Source records:
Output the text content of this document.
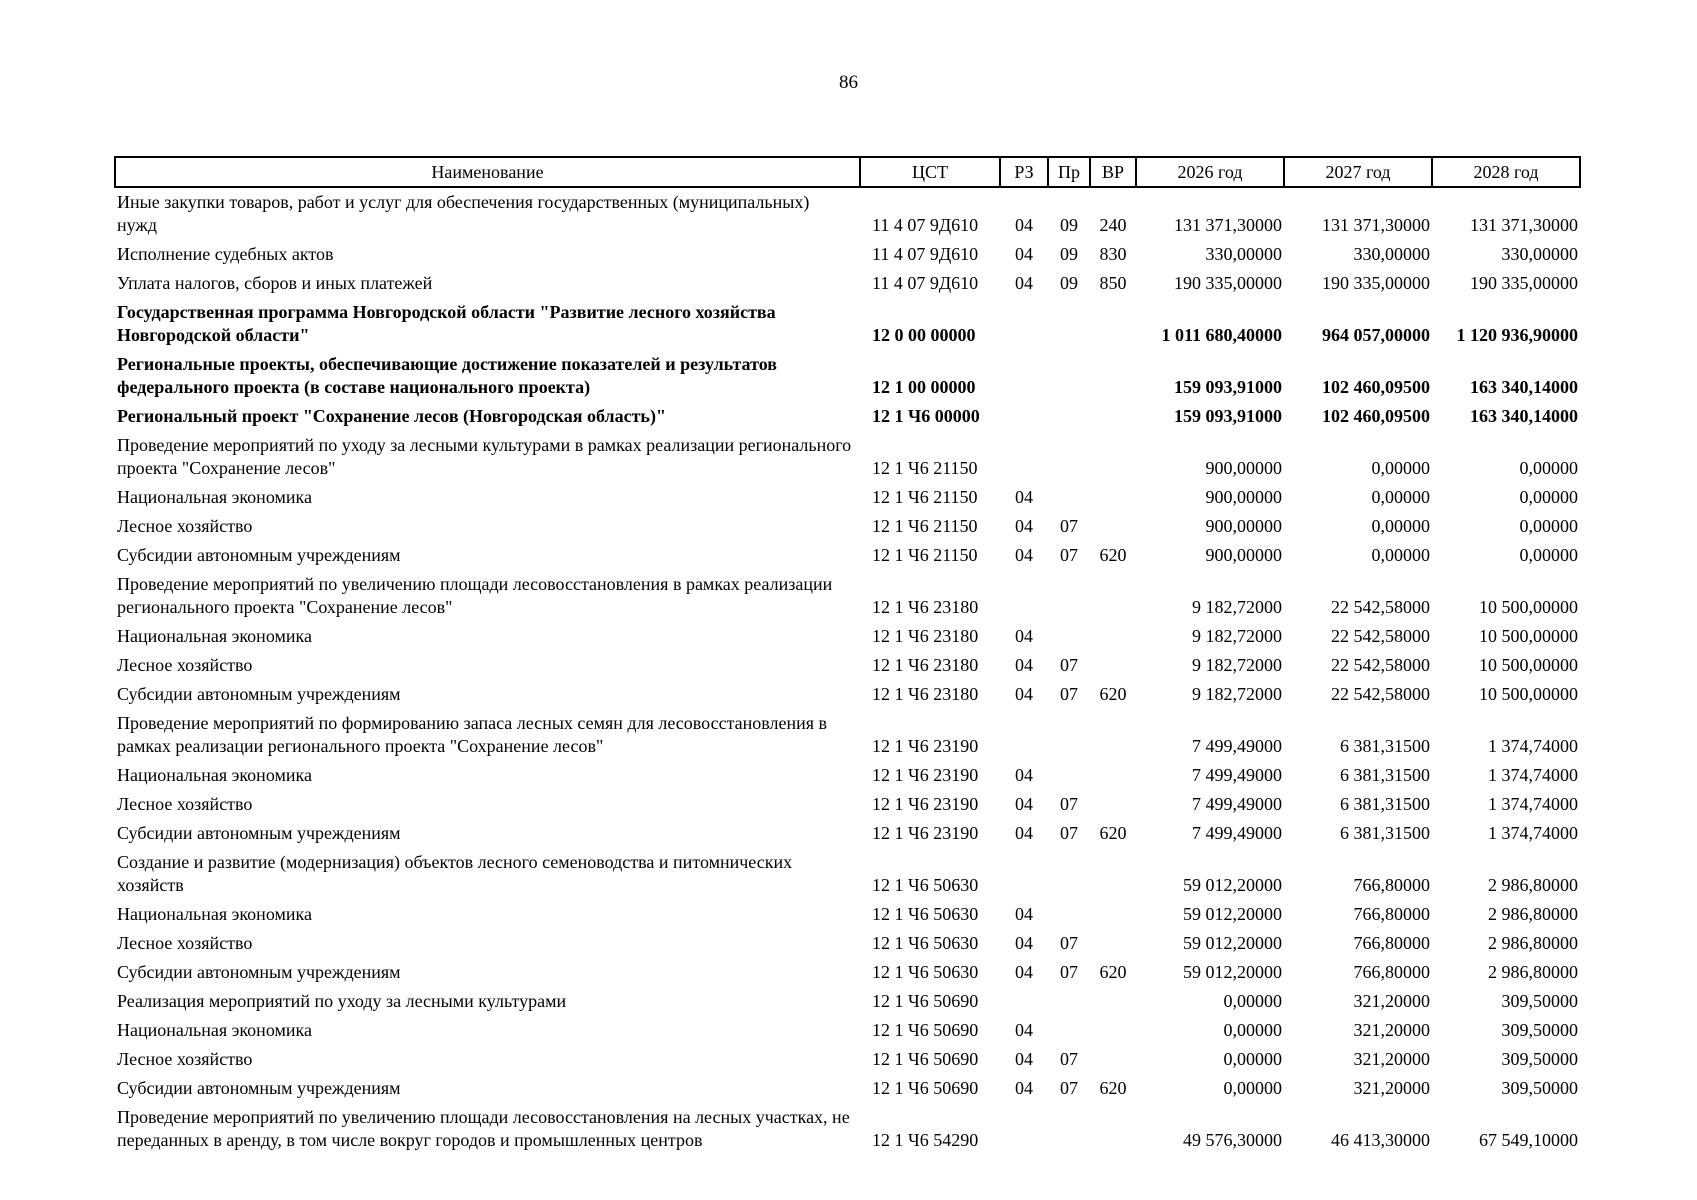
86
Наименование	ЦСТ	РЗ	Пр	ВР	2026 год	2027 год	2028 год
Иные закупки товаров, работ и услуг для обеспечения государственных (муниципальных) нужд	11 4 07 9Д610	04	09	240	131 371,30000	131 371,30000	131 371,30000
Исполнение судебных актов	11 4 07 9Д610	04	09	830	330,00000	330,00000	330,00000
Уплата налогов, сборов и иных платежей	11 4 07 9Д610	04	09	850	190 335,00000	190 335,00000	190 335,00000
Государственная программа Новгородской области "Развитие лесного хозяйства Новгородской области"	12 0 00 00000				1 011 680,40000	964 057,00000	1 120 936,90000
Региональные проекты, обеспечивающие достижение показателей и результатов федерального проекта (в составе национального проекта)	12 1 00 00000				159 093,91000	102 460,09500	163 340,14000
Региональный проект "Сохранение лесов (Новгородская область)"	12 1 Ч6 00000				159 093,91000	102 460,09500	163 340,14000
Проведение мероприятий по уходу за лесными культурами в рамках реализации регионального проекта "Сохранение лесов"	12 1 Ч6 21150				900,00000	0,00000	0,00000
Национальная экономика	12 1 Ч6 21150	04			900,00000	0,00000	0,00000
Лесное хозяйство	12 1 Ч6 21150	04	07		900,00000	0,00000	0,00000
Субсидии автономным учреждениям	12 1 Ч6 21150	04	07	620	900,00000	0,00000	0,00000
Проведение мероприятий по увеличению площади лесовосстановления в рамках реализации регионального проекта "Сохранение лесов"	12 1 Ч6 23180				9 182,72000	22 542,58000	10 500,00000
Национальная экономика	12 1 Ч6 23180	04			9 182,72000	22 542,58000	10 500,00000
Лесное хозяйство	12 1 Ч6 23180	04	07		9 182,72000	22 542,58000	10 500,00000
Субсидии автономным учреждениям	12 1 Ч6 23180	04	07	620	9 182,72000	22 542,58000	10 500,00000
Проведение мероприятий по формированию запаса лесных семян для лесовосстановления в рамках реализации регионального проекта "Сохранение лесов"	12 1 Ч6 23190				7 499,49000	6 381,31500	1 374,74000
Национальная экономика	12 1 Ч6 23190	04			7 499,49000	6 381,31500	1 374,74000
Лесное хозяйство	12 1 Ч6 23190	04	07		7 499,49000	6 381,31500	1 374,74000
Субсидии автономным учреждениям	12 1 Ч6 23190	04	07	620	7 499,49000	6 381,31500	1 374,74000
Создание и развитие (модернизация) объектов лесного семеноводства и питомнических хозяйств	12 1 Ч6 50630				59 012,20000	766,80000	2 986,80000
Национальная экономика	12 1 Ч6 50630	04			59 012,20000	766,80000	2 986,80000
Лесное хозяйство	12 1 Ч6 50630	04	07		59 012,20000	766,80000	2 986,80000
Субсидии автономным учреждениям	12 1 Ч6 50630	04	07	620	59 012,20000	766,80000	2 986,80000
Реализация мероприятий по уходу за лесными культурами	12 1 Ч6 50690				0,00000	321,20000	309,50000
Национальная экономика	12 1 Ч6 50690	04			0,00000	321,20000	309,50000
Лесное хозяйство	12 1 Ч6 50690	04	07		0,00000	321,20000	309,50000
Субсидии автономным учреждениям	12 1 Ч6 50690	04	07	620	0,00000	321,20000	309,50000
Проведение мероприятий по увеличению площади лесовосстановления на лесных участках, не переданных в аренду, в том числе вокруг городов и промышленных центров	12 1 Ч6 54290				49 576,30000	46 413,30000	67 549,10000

...

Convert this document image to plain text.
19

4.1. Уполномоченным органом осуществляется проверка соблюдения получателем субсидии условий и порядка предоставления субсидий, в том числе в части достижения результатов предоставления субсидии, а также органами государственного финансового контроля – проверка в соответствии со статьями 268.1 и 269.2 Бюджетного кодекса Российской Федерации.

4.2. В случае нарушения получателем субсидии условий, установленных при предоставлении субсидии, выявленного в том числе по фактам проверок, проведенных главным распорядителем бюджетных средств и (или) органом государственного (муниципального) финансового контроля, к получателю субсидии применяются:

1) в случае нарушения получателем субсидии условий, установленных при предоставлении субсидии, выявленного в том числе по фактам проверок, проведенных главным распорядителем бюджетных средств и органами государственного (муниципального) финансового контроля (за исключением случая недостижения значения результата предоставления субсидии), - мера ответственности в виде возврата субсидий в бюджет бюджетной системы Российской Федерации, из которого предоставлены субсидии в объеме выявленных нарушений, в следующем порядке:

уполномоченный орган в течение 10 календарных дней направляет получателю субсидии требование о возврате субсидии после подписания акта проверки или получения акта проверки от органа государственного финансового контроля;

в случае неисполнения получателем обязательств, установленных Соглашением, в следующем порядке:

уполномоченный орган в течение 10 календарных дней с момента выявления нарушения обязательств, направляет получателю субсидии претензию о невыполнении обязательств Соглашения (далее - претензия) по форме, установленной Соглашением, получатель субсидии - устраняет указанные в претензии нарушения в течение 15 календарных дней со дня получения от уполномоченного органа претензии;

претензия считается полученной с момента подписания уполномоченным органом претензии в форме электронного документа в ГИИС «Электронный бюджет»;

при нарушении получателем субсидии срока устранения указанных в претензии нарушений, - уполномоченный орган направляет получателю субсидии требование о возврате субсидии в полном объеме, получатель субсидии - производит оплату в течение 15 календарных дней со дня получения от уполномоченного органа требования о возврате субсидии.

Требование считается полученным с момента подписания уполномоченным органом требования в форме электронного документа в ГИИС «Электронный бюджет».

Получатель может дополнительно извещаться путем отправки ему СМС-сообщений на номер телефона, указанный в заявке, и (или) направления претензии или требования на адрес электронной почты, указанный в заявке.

Instruction: Search the lines for the string "лесного" and copy every line that has it.

Solution below:
Государственная программа Новгородской области "Развитие лесного хозяйства Новгородской области"	12 0 00 00000				1 011 680,40000	964 057,00000	1 120 936,90000
Создание и развитие (модернизация) объектов лесного семеноводства и питомнических хозяйств	12 1 Ч6 50630				59 012,20000	766,80000	2 986,80000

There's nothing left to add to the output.